Output every record word for word.

* _INPUT FOR THIS TASK_
===============

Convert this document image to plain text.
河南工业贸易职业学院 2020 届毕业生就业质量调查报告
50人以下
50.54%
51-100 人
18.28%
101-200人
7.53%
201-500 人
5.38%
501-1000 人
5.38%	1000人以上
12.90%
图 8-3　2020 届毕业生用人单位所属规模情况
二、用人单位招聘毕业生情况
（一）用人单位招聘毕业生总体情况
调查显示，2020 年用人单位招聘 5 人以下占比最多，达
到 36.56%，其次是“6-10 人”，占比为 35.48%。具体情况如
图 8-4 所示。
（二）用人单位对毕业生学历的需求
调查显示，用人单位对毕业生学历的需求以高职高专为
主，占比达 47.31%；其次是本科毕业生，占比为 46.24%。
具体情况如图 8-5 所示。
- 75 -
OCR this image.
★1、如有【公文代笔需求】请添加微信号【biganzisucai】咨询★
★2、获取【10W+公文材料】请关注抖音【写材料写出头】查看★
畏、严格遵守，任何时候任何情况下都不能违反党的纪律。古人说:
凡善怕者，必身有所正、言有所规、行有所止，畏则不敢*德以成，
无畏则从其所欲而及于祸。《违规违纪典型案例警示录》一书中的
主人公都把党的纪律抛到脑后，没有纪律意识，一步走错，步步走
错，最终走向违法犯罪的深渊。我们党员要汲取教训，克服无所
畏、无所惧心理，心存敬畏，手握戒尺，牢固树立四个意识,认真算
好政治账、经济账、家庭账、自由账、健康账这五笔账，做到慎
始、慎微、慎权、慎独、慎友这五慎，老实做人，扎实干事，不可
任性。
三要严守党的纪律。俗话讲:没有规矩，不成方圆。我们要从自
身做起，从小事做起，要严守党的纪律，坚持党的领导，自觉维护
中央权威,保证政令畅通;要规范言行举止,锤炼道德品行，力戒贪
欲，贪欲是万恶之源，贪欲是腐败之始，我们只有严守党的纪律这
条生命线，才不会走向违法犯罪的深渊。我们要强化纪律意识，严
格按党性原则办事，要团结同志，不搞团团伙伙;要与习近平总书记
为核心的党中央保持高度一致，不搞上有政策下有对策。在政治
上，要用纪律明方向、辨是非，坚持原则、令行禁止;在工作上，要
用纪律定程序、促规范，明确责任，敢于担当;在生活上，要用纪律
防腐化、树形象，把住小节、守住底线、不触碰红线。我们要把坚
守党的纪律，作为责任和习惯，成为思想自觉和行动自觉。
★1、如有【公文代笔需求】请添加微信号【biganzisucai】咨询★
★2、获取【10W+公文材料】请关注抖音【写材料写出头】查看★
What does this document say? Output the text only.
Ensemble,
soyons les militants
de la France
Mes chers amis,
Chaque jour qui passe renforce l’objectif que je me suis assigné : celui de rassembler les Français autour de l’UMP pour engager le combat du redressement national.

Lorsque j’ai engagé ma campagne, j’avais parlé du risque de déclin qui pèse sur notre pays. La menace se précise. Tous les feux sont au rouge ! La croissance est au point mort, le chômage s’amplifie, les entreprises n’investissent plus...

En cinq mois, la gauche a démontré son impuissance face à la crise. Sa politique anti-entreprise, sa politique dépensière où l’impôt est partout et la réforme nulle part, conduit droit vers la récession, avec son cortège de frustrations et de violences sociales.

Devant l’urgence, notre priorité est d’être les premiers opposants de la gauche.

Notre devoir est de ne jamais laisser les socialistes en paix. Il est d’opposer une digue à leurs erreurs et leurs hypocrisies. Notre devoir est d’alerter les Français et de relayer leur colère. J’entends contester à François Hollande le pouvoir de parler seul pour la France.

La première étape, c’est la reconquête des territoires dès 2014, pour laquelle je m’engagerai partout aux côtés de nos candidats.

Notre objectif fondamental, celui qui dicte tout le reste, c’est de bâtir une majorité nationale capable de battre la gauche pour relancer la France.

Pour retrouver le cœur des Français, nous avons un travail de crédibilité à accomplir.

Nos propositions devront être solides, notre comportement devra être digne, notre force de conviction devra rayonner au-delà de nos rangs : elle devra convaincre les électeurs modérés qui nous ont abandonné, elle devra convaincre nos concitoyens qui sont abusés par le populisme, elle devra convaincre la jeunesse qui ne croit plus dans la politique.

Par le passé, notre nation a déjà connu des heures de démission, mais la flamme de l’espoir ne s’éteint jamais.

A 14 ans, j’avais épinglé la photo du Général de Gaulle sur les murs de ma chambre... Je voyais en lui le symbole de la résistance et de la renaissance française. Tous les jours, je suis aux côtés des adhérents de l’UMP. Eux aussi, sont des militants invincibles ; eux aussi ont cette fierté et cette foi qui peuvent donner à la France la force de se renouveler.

===============

* _SOLVED PROBLEM_
Convert this document image to plain text.
河南工业贸易职业学院 2020 届毕业生就业质量调查报告
50人以下
50.54%
51-100 人
18.28%
101-200人
7.53%
201-500 人
5.38%
501-1000 人
5.38%	1000人以上
12.90%
图 8-3　2020 届毕业生用人单位所属规模情况
二、用人单位招聘毕业生情况
（一）用人单位招聘毕业生总体情况
调查显示，2020 年用人单位招聘 5 人以下占比最多，达
到 36.56%，其次是“6-10 人”，占比为 35.48%。具体情况如
图 8-4 所示。
（二）用人单位对毕业生学历的需求
调查显示，用人单位对毕业生学历的需求以高职高专为
主，占比达 47.31%；其次是本科毕业生，占比为 46.24%。
具体情况如图 8-5 所示。
- 75 -
OCR this image.
★1、如有【公文代笔需求】请添加微信号【biganzisucai】咨询★
★2、获取【10W+公文材料】请关注抖音【写材料写出头】查看★
畏、严格遵守，任何时候任何情况下都不能违反党的纪律。古人说:
凡善怕者，必身有所正、言有所规、行有所止，畏则不敢*德以成，
无畏则从其所欲而及于祸。《违规违纪典型案例警示录》一书中的
主人公都把党的纪律抛到脑后，没有纪律意识，一步走错，步步走
错，最终走向违法犯罪的深渊。我们党员要汲取教训，克服无所
畏、无所惧心理，心存敬畏，手握戒尺，牢固树立四个意识,认真算
好政治账、经济账、家庭账、自由账、健康账这五笔账，做到慎
始、慎微、慎权、慎独、慎友这五慎，老实做人，扎实干事，不可
任性。
三要严守党的纪律。俗话讲:没有规矩，不成方圆。我们要从自
身做起，从小事做起，要严守党的纪律，坚持党的领导，自觉维护
中央权威,保证政令畅通;要规范言行举止,锤炼道德品行，力戒贪
欲，贪欲是万恶之源，贪欲是腐败之始，我们只有严守党的纪律这
条生命线，才不会走向违法犯罪的深渊。我们要强化纪律意识，严
格按党性原则办事，要团结同志，不搞团团伙伙;要与习近平总书记
为核心的党中央保持高度一致，不搞上有政策下有对策。在政治
上，要用纪律明方向、辨是非，坚持原则、令行禁止;在工作上，要
用纪律定程序、促规范，明确责任，敢于担当;在生活上，要用纪律
防腐化、树形象，把住小节、守住底线、不触碰红线。我们要把坚
守党的纪律，作为责任和习惯，成为思想自觉和行动自觉。
★1、如有【公文代笔需求】请添加微信号【biganzisucai】咨询★
★2、获取【10W+公文材料】请关注抖音【写材料写出头】查看★
What does this document say? Output the text only.
Ensemble,
soyons les militants
de la France
Mes chers amis,
Chaque jour qui passe renforce l’objectif que je me suis assigné : celui de rassembler les Français autour de l’UMP pour engager le combat du redressement national.

Lorsque j’ai engagé ma campagne, j’avais parlé du risque de déclin qui pèse sur notre pays. La menace se précise. Tous les feux sont au rouge ! La croissance est au point mort, le chômage s’amplifie, les entreprises n’investissent plus...

En cinq mois, la gauche a démontré son impuissance face à la crise. Sa politique anti-entreprise, sa politique dépensière où l’impôt est partout et la réforme nulle part, conduit droit vers la récession, avec son cortège de frustrations et de violences sociales.

Devant l’urgence, notre priorité est d’être les premiers opposants de la gauche.

Notre devoir est de ne jamais laisser les socialistes en paix. Il est d’opposer une digue à leurs erreurs et leurs hypocrisies. Notre devoir est d’alerter les Français et de relayer leur colère. J’entends contester à François Hollande le pouvoir de parler seul pour la France.

La première étape, c’est la reconquête des territoires dès 2014, pour laquelle je m’engagerai partout aux côtés de nos candidats.

Notre objectif fondamental, celui qui dicte tout le reste, c’est de bâtir une majorité nationale capable de battre la gauche pour relancer la France.

Pour retrouver le cœur des Français, nous avons un travail de crédibilité à accomplir.

Nos propositions devront être solides, notre comportement devra être digne, notre force de conviction devra rayonner au-delà de nos rangs : elle devra convaincre les électeurs modérés qui nous ont abandonné, elle devra convaincre nos concitoyens qui sont abusés par le populisme, elle devra convaincre la jeunesse qui ne croit plus dans la politique.

Par le passé, notre nation a déjà connu des heures de démission, mais la flamme de l’espoir ne s’éteint jamais.

A 14 ans, j’avais épinglé la photo du Général de Gaulle sur les murs de ma chambre... Je voyais en lui le symbole de la résistance et de la renaissance française. Tous les jours, je suis aux côtés des adhérents de l’UMP. Eux aussi, sont des militants invincibles ; eux aussi ont cette fierté et cette foi qui peuvent donner à la France la force de se renouveler.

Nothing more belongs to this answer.